## Begin SUPPLIED RECORDS

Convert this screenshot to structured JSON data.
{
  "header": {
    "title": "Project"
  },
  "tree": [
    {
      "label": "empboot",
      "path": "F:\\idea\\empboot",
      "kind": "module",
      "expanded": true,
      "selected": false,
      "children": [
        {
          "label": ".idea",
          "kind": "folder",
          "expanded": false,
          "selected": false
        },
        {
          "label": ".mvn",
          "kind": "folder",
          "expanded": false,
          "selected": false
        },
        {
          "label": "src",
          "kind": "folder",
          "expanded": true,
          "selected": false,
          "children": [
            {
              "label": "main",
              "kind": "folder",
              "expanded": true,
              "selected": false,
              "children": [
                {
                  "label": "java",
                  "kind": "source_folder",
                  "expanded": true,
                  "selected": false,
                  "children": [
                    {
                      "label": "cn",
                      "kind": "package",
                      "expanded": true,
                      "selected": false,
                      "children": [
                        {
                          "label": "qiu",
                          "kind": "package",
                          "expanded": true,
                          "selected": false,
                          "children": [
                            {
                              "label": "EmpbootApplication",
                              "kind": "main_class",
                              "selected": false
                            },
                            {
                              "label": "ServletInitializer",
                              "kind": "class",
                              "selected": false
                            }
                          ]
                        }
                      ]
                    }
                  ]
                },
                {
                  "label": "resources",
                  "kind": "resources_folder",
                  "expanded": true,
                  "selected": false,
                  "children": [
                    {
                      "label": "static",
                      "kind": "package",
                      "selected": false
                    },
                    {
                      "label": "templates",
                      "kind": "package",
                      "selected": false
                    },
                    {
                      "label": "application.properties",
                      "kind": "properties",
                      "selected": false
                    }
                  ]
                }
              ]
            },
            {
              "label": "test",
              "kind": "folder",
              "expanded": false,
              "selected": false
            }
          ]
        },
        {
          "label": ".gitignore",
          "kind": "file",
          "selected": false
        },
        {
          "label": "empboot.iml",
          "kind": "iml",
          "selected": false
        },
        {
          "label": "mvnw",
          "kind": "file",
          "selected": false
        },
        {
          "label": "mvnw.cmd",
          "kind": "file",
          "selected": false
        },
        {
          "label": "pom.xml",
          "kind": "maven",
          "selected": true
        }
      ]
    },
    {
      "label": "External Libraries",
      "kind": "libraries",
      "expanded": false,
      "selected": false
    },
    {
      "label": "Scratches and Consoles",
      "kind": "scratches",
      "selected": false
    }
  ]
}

## End SUPPLIED RECORDS

SHORT TASK
Read the data above and pull out each line that holds the string "true".

FINISHED TASK
      "expanded": true,
          "expanded": true,
              "expanded": true,
                  "expanded": true,
                      "expanded": true,
                          "expanded": true,
                  "expanded": true,
          "selected": true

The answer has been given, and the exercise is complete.